Instructions for the task » Type out all the records word for word. Any pictures are to be left out.
* Start Given data *
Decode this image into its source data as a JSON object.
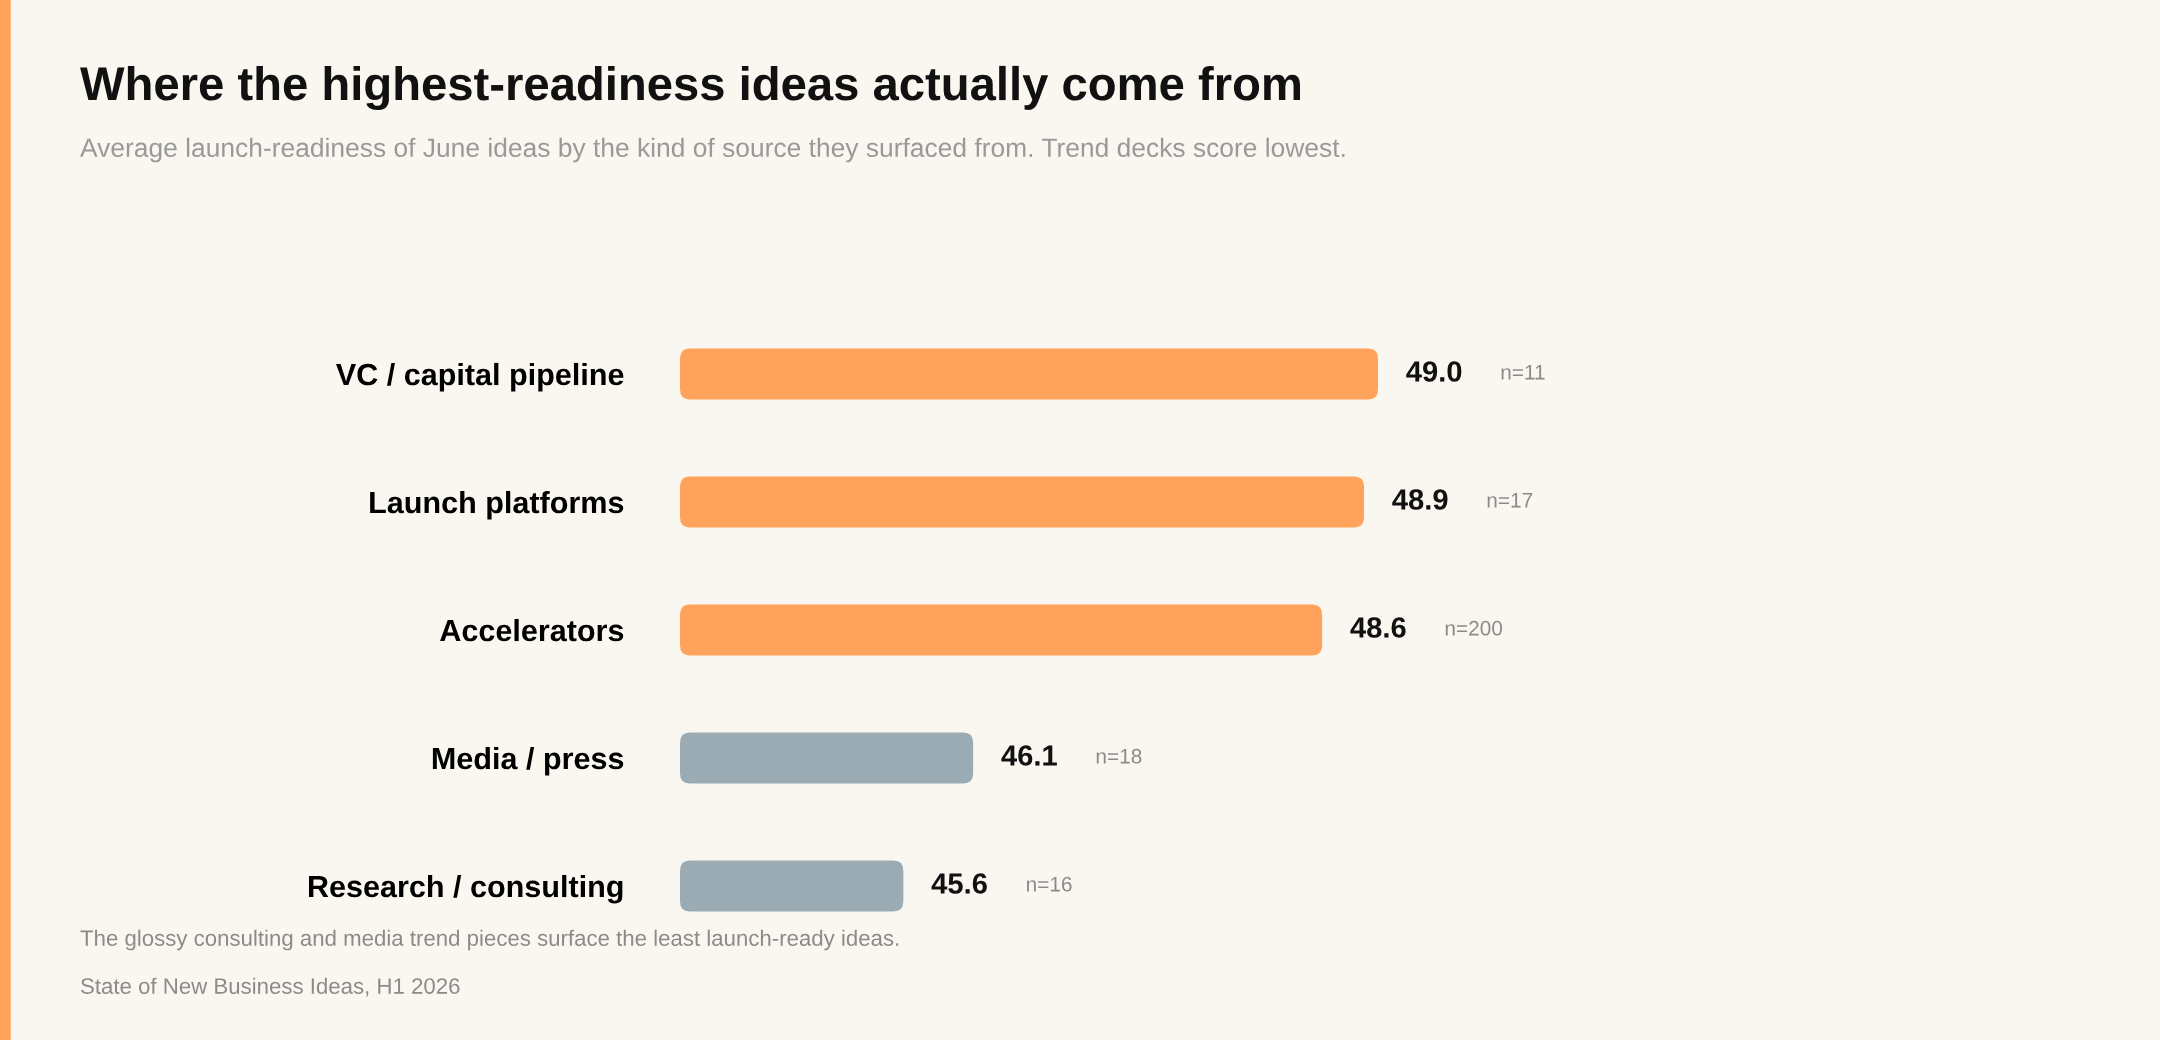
{
  "chart_data": {
    "type": "bar",
    "orientation": "horizontal",
    "title": "Where the highest-readiness ideas actually come from",
    "subtitle": "Average launch-readiness of June ideas by the kind of source they surfaced from. Trend decks score lowest.",
    "categories": [
      "VC / capital pipeline",
      "Launch platforms",
      "Accelerators",
      "Media / press",
      "Research / consulting"
    ],
    "values": [
      49.0,
      48.9,
      48.6,
      46.1,
      45.6
    ],
    "colors": [
      "#ffa35c",
      "#ffa35c",
      "#ffa35c",
      "#9aabb3",
      "#9aabb3"
    ],
    "value_labels": [
      "49.0",
      "48.9",
      "48.6",
      "46.1",
      "45.6"
    ],
    "xlim": [
      44,
      49.0
    ],
    "tick_labels": "y",
    "grid": false,
    "legend": false,
    "annotations": [
      "n=11",
      "n=17",
      "n=200",
      "n=18",
      "n=16",
      "The glossy consulting and media trend pieces surface the least launch-ready ideas.",
      "State of New Business Ideas, H1 2026"
    ]
  }
}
* End Given data *
Exercise output »
Decode this image into its source data as a JSON object.
{
  "chart_data": {
    "type": "bar",
    "orientation": "horizontal",
    "title": "Where the highest-readiness ideas actually come from",
    "subtitle": "Average launch-readiness of June ideas by the kind of source they surfaced from. Trend decks score lowest.",
    "categories": [
      "VC / capital pipeline",
      "Launch platforms",
      "Accelerators",
      "Media / press",
      "Research / consulting"
    ],
    "values": [
      49.0,
      48.9,
      48.6,
      46.1,
      45.6
    ],
    "colors": [
      "#ffa35c",
      "#ffa35c",
      "#ffa35c",
      "#9aabb3",
      "#9aabb3"
    ],
    "value_labels": [
      "49.0",
      "48.9",
      "48.6",
      "46.1",
      "45.6"
    ],
    "xlim": [
      44,
      49.0
    ],
    "tick_labels": "y",
    "grid": false,
    "legend": false,
    "annotations": [
      "n=11",
      "n=17",
      "n=200",
      "n=18",
      "n=16",
      "The glossy consulting and media trend pieces surface the least launch-ready ideas.",
      "State of New Business Ideas, H1 2026"
    ]
  }
}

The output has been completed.